**Problem**
Retype only what runs from the line that contains "Output the text content of this document." through the last line of the listing below, both lines included.
## Start Supplied records
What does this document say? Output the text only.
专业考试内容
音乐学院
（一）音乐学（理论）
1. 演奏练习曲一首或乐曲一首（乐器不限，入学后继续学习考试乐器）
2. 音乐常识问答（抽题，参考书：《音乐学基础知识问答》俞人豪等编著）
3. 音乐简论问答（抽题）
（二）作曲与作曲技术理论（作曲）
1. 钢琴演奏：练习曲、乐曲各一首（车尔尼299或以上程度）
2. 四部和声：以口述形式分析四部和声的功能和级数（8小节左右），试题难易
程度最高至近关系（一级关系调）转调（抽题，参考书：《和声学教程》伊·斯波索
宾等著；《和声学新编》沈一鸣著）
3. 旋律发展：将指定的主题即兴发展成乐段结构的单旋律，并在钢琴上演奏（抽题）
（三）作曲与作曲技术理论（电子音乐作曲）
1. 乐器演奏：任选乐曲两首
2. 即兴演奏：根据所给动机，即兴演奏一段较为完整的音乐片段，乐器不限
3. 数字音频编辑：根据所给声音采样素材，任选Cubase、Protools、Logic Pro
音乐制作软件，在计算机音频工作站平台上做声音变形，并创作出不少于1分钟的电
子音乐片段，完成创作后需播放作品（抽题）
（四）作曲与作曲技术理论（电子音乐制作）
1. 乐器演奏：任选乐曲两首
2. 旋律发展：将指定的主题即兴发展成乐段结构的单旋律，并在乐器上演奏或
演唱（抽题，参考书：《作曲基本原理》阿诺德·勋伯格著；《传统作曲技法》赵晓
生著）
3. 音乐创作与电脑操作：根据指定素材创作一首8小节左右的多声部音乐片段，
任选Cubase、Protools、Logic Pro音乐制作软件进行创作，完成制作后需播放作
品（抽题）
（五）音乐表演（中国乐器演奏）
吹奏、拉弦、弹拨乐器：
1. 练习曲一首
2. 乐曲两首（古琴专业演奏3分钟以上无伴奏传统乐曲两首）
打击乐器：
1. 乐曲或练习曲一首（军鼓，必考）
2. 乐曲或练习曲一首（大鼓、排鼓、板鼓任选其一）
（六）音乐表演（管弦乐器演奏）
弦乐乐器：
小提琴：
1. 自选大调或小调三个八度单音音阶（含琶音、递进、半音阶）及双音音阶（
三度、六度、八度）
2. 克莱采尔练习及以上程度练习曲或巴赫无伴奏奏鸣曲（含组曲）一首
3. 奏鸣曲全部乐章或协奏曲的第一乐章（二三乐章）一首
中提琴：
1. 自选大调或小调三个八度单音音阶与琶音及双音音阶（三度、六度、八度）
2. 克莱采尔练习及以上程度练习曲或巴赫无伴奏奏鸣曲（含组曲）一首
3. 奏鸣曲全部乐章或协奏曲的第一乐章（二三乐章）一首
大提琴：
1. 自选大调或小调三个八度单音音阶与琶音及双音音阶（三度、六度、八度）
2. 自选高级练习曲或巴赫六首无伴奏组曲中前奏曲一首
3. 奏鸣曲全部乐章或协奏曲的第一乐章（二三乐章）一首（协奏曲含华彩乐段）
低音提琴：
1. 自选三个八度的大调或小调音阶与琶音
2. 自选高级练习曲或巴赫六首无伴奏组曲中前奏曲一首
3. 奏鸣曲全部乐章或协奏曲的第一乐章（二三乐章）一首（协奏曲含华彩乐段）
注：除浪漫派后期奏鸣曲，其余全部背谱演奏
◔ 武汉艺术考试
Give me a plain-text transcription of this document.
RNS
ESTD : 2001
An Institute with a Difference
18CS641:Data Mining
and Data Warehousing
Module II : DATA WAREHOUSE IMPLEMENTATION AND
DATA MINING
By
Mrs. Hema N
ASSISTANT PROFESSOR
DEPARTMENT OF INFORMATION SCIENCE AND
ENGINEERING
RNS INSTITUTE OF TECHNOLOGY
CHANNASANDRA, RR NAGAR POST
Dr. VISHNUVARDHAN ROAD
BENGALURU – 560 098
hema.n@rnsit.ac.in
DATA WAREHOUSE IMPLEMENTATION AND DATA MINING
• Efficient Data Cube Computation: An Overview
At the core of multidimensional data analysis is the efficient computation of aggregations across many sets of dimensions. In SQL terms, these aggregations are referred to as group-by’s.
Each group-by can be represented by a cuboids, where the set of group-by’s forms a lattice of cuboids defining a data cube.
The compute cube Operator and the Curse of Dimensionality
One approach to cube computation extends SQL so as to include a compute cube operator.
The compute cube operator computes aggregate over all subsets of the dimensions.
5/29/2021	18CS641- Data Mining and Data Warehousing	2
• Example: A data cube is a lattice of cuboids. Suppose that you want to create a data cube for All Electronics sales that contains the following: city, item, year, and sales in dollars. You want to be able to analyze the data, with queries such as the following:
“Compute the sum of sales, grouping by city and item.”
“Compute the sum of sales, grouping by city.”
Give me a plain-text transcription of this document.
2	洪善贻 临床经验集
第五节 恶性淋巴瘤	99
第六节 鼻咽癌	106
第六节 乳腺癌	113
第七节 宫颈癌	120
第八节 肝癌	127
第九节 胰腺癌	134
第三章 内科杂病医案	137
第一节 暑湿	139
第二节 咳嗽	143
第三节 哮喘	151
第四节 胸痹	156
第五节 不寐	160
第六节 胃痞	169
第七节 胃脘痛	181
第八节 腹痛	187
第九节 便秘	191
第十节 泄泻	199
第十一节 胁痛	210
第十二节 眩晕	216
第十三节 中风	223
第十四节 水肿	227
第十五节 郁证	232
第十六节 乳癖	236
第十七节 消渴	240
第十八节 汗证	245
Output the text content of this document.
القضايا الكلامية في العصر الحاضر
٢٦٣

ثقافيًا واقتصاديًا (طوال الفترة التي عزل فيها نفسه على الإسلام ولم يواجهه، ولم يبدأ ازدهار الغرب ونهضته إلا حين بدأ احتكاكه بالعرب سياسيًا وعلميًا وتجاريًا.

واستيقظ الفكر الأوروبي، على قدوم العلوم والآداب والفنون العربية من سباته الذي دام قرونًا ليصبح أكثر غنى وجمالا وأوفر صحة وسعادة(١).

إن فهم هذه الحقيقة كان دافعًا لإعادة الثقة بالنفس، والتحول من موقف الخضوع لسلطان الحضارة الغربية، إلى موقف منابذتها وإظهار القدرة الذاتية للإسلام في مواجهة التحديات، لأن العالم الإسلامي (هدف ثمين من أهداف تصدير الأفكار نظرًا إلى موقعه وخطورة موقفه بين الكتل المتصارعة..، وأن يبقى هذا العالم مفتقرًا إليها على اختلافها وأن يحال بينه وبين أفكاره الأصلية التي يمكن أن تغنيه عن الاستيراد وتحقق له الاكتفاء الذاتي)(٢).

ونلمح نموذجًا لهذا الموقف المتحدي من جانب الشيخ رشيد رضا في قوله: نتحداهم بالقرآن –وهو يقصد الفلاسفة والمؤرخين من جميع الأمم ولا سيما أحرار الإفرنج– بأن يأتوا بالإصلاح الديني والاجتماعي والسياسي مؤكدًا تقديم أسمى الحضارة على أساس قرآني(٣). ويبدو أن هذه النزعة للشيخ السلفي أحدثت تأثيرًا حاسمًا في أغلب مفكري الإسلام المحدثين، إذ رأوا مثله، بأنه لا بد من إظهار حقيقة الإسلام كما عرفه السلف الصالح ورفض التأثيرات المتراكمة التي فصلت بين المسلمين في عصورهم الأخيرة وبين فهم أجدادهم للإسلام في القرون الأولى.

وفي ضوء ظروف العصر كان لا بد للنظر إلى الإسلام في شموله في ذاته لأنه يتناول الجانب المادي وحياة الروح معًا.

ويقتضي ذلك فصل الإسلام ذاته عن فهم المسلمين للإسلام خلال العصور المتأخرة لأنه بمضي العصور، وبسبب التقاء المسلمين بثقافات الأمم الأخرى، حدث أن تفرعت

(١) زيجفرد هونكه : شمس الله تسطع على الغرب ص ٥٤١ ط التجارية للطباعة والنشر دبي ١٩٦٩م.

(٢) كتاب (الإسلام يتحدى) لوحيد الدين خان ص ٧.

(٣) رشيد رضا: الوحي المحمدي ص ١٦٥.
## End Supplied records
**Full solution**
Output the text content of this document.
القضايا الكلامية في العصر الحاضر
٢٦٣

ثقافيًا واقتصاديًا (طوال الفترة التي عزل فيها نفسه على الإسلام ولم يواجهه، ولم يبدأ ازدهار الغرب ونهضته إلا حين بدأ احتكاكه بالعرب سياسيًا وعلميًا وتجاريًا.

واستيقظ الفكر الأوروبي، على قدوم العلوم والآداب والفنون العربية من سباته الذي دام قرونًا ليصبح أكثر غنى وجمالا وأوفر صحة وسعادة(١).

إن فهم هذه الحقيقة كان دافعًا لإعادة الثقة بالنفس، والتحول من موقف الخضوع لسلطان الحضارة الغربية، إلى موقف منابذتها وإظهار القدرة الذاتية للإسلام في مواجهة التحديات، لأن العالم الإسلامي (هدف ثمين من أهداف تصدير الأفكار نظرًا إلى موقعه وخطورة موقفه بين الكتل المتصارعة..، وأن يبقى هذا العالم مفتقرًا إليها على اختلافها وأن يحال بينه وبين أفكاره الأصلية التي يمكن أن تغنيه عن الاستيراد وتحقق له الاكتفاء الذاتي)(٢).

ونلمح نموذجًا لهذا الموقف المتحدي من جانب الشيخ رشيد رضا في قوله: نتحداهم بالقرآن –وهو يقصد الفلاسفة والمؤرخين من جميع الأمم ولا سيما أحرار الإفرنج– بأن يأتوا بالإصلاح الديني والاجتماعي والسياسي مؤكدًا تقديم أسمى الحضارة على أساس قرآني(٣). ويبدو أن هذه النزعة للشيخ السلفي أحدثت تأثيرًا حاسمًا في أغلب مفكري الإسلام المحدثين، إذ رأوا مثله، بأنه لا بد من إظهار حقيقة الإسلام كما عرفه السلف الصالح ورفض التأثيرات المتراكمة التي فصلت بين المسلمين في عصورهم الأخيرة وبين فهم أجدادهم للإسلام في القرون الأولى.

وفي ضوء ظروف العصر كان لا بد للنظر إلى الإسلام في شموله في ذاته لأنه يتناول الجانب المادي وحياة الروح معًا.

ويقتضي ذلك فصل الإسلام ذاته عن فهم المسلمين للإسلام خلال العصور المتأخرة لأنه بمضي العصور، وبسبب التقاء المسلمين بثقافات الأمم الأخرى، حدث أن تفرعت

(١) زيجفرد هونكه : شمس الله تسطع على الغرب ص ٥٤١ ط التجارية للطباعة والنشر دبي ١٩٦٩م.

(٢) كتاب (الإسلام يتحدى) لوحيد الدين خان ص ٧.

(٣) رشيد رضا: الوحي المحمدي ص ١٦٥.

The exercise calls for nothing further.